What you are asked to do. Starting at the line that contains "Transcribe this image's", transcribe every remaining line of the entries exactly, including the last one.

[start of Source records]

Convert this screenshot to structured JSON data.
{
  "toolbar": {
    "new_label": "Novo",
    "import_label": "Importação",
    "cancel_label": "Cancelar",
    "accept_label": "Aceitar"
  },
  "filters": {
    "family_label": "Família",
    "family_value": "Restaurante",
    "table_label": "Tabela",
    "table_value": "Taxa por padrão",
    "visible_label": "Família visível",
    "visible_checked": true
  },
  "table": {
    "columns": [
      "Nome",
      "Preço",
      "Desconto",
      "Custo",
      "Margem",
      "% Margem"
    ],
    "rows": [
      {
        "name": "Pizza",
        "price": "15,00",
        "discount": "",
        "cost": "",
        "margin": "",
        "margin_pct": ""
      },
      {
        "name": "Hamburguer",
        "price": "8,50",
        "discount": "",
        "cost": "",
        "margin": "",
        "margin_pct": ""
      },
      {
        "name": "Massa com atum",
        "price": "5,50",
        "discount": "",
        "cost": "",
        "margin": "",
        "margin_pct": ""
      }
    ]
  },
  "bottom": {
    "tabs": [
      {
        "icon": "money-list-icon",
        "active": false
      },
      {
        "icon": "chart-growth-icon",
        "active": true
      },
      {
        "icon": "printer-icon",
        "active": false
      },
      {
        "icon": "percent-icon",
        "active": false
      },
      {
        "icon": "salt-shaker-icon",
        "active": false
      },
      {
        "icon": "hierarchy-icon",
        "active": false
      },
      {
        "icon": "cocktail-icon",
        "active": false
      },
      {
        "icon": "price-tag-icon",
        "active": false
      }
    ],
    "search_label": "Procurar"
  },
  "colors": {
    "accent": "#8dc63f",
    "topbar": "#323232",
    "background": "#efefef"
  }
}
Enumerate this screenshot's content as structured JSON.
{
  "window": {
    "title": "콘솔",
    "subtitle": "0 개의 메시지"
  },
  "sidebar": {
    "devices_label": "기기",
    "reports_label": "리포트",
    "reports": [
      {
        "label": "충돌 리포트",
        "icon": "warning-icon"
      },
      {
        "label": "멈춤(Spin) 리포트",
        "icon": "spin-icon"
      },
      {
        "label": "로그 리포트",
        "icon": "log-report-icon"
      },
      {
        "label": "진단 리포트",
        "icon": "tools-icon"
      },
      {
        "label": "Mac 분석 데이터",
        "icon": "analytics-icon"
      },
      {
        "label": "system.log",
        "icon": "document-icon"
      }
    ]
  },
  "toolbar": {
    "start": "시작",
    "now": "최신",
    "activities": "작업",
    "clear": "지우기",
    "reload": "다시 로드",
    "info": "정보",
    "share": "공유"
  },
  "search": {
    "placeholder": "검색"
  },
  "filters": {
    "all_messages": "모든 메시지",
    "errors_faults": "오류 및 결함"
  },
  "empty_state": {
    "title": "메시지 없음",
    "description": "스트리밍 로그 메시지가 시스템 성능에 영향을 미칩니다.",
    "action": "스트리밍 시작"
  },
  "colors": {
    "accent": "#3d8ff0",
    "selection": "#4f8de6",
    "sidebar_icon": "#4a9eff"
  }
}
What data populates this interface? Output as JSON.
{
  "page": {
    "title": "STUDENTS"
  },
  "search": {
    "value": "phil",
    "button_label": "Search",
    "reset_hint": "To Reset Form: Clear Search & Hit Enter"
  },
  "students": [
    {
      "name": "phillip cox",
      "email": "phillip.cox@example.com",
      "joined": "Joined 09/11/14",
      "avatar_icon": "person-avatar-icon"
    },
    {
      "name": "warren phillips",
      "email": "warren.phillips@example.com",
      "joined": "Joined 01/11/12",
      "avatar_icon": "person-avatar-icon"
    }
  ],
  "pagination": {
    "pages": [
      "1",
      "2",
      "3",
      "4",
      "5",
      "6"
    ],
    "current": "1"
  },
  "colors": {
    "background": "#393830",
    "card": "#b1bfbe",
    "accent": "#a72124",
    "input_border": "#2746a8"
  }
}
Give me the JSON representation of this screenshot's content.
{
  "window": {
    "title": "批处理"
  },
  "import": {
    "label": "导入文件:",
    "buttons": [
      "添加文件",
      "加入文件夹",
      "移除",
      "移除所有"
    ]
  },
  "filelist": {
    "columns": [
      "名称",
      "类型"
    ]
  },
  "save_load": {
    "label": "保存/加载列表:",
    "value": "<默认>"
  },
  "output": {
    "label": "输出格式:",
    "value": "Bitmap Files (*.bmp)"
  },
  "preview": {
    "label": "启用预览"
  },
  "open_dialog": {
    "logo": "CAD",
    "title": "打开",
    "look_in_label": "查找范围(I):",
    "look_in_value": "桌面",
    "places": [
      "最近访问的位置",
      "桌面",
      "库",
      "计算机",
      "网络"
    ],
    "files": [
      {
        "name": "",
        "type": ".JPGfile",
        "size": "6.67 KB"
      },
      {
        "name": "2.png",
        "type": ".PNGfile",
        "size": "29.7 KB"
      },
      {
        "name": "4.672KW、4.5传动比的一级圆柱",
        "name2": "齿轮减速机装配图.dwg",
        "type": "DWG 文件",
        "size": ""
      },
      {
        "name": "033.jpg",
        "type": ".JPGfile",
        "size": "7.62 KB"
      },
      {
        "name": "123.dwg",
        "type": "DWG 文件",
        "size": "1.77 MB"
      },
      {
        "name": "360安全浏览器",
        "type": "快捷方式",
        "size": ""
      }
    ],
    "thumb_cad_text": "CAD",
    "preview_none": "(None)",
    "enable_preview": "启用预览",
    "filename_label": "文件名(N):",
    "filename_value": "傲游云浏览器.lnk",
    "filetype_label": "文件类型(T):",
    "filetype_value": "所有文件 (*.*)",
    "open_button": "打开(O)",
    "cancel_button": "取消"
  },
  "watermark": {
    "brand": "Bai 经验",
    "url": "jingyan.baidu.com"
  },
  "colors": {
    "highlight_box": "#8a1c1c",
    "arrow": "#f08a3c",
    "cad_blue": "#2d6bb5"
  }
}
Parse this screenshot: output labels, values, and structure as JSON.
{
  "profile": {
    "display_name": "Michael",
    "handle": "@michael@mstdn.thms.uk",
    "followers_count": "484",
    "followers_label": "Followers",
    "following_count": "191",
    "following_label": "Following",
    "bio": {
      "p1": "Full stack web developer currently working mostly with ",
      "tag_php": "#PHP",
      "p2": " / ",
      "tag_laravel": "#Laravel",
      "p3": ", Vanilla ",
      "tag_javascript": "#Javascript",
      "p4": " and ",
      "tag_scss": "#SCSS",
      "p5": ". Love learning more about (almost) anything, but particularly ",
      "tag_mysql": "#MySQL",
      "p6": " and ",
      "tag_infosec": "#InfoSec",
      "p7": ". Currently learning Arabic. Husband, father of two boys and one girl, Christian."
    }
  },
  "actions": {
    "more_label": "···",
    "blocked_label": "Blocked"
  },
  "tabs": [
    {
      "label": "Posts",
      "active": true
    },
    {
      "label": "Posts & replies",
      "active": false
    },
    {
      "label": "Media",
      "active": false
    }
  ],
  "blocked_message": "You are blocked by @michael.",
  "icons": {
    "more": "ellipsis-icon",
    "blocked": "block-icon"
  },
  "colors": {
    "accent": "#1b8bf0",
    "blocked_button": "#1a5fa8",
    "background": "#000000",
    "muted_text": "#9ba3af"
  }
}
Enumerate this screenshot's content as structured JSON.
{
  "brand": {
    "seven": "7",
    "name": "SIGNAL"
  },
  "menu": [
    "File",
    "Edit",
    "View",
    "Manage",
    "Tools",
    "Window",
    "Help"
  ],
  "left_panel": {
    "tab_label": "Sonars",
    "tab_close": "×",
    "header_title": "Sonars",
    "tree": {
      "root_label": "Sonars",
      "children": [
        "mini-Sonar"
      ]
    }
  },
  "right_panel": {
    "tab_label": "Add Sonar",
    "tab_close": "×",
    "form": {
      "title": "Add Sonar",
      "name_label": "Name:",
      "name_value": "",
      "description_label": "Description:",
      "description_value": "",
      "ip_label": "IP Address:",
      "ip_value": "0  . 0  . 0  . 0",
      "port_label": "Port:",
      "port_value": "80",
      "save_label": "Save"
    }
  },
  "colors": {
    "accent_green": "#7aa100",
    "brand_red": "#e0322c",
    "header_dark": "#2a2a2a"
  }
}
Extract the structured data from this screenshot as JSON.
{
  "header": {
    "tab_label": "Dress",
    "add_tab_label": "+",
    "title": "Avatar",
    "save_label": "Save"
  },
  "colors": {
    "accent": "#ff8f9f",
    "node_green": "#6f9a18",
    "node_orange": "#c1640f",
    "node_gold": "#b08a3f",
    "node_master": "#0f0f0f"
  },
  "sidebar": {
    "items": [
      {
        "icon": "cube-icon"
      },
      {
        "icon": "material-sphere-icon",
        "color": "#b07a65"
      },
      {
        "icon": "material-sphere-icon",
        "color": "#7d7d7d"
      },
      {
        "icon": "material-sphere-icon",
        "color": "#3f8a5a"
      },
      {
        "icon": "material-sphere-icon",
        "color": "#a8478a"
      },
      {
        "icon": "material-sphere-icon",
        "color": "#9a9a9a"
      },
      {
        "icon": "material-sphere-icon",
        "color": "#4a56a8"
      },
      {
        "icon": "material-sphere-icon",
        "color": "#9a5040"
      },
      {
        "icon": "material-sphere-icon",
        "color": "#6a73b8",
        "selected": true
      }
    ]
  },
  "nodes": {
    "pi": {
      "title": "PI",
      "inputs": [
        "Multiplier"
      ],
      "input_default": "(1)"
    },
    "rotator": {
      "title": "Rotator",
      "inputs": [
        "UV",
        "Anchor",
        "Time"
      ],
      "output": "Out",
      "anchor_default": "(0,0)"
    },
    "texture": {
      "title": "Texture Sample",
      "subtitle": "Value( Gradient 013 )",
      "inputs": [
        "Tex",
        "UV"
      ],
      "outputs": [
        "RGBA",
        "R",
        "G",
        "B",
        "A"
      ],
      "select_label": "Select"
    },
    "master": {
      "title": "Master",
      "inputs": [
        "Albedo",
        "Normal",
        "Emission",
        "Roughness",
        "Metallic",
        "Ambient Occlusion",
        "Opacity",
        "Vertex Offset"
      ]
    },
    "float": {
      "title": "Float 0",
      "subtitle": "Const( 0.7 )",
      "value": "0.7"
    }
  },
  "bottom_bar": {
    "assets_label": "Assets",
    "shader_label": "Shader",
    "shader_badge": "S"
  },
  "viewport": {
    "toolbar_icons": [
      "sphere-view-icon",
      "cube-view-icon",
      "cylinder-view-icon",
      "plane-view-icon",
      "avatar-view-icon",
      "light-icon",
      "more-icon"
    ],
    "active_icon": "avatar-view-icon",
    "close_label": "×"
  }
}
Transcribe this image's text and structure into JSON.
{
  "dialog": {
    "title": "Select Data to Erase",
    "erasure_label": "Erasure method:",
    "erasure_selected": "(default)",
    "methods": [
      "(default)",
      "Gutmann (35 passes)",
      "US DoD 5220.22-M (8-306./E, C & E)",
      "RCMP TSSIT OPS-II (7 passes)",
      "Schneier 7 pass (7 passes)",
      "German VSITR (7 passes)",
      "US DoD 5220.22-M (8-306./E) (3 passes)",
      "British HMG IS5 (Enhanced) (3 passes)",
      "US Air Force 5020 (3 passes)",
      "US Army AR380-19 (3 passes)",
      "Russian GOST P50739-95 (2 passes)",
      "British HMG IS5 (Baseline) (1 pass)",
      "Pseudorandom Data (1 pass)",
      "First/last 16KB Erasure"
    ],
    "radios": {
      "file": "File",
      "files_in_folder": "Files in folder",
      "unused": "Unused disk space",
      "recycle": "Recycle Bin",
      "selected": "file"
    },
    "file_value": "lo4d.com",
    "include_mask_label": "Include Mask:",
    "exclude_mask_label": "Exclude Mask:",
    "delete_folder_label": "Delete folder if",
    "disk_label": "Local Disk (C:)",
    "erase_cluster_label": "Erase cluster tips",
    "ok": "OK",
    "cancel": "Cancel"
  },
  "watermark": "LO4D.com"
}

[end of Source records]

Worked solution.
Transcribe this image's text and structure into JSON.
{
  "dialog": {
    "title": "Select Data to Erase",
    "erasure_label": "Erasure method:",
    "erasure_selected": "(default)",
    "methods": [
      "(default)",
      "Gutmann (35 passes)",
      "US DoD 5220.22-M (8-306./E, C & E)",
      "RCMP TSSIT OPS-II (7 passes)",
      "Schneier 7 pass (7 passes)",
      "German VSITR (7 passes)",
      "US DoD 5220.22-M (8-306./E) (3 passes)",
      "British HMG IS5 (Enhanced) (3 passes)",
      "US Air Force 5020 (3 passes)",
      "US Army AR380-19 (3 passes)",
      "Russian GOST P50739-95 (2 passes)",
      "British HMG IS5 (Baseline) (1 pass)",
      "Pseudorandom Data (1 pass)",
      "First/last 16KB Erasure"
    ],
    "radios": {
      "file": "File",
      "files_in_folder": "Files in folder",
      "unused": "Unused disk space",
      "recycle": "Recycle Bin",
      "selected": "file"
    },
    "file_value": "lo4d.com",
    "include_mask_label": "Include Mask:",
    "exclude_mask_label": "Exclude Mask:",
    "delete_folder_label": "Delete folder if",
    "disk_label": "Local Disk (C:)",
    "erase_cluster_label": "Erase cluster tips",
    "ok": "OK",
    "cancel": "Cancel"
  },
  "watermark": "LO4D.com"
}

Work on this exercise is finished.